--- Begin INFORMATION GIVEN ---

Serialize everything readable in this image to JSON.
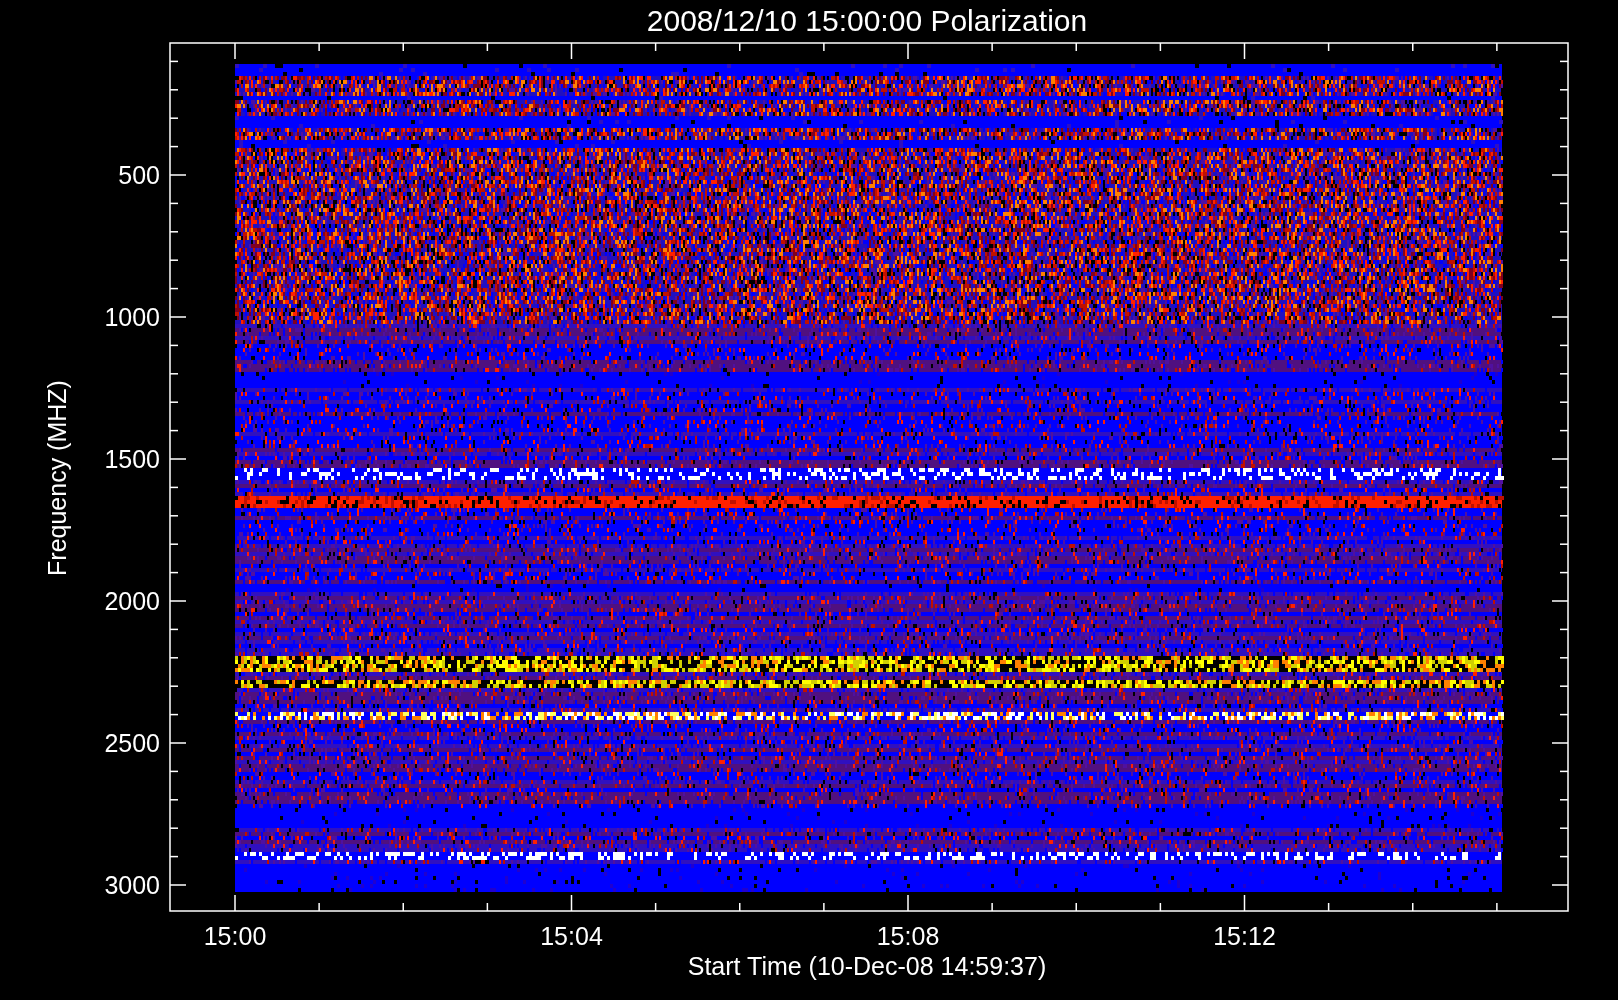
{
  "title": "2008/12/10 15:00:00 Polarization",
  "plot": {
    "y_axis": {
      "label": "Frequency (MHZ)",
      "ticks": [
        "500",
        "1000",
        "1500",
        "2000",
        "2500",
        "3000"
      ]
    },
    "x_axis": {
      "label": "Start Time (10-Dec-08 14:59:37)",
      "ticks": [
        "15:00",
        "15:04",
        "15:08",
        "15:12"
      ]
    }
  }
}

--- End INFORMATION GIVEN ---

Pick each line holding the word "label" out of the data and copy it.

      "label": "Frequency (MHZ)",
      "label": "Start Time (10-Dec-08 14:59:37)",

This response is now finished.